TASK INSTRUCTIONS:
For the material that follows, list every line containing the word "servicing".

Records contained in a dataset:
────────────────────
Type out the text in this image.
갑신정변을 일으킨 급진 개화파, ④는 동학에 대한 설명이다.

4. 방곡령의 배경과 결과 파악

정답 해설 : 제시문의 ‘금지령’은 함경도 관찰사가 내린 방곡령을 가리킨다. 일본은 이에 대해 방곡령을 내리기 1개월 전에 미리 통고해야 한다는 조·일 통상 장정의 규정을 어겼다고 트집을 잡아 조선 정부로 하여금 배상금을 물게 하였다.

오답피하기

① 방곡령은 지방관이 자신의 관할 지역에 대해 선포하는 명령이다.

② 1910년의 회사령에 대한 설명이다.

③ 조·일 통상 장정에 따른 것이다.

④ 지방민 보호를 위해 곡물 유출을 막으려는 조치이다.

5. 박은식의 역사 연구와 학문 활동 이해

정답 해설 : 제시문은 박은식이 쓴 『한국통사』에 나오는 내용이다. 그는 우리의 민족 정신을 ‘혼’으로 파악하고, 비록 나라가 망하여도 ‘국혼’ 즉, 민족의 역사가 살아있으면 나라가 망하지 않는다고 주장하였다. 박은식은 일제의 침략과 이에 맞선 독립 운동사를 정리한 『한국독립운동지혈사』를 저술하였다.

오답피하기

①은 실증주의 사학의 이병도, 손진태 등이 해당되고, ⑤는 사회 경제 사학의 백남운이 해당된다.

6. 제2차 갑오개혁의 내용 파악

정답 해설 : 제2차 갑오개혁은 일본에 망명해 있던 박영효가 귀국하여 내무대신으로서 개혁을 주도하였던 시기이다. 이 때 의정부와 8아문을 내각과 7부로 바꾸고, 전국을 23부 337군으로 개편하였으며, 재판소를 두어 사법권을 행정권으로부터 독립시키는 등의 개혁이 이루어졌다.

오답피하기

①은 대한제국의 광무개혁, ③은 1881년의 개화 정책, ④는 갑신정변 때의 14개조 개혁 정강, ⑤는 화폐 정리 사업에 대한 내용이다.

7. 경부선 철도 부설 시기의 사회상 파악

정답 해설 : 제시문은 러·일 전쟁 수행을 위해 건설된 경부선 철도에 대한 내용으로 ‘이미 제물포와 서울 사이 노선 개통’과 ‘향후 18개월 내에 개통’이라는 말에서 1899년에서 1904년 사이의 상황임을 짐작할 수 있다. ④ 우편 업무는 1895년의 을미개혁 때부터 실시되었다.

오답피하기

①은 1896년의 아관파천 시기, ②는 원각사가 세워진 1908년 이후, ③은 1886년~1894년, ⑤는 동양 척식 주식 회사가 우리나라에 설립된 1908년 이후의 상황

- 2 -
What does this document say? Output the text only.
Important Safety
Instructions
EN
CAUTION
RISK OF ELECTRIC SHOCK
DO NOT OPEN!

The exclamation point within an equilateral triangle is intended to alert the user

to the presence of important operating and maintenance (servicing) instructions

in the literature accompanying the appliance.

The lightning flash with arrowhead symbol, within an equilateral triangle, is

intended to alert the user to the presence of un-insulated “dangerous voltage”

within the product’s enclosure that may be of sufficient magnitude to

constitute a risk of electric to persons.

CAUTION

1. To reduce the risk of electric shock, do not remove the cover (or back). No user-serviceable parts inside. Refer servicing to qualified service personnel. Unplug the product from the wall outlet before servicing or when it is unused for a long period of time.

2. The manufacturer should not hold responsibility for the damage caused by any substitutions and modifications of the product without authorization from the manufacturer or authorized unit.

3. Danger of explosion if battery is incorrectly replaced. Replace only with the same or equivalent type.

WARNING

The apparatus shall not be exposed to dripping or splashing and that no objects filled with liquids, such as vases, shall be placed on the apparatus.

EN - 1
────────────────────
TASK RESPONSE:
to the presence of important operating and maintenance (servicing) instructions
1. To reduce the risk of electric shock, do not remove the cover (or back). No user-serviceable parts inside. Refer servicing to qualified service personnel. Unplug the product from the wall outlet before servicing or when it is unused for a long period of time.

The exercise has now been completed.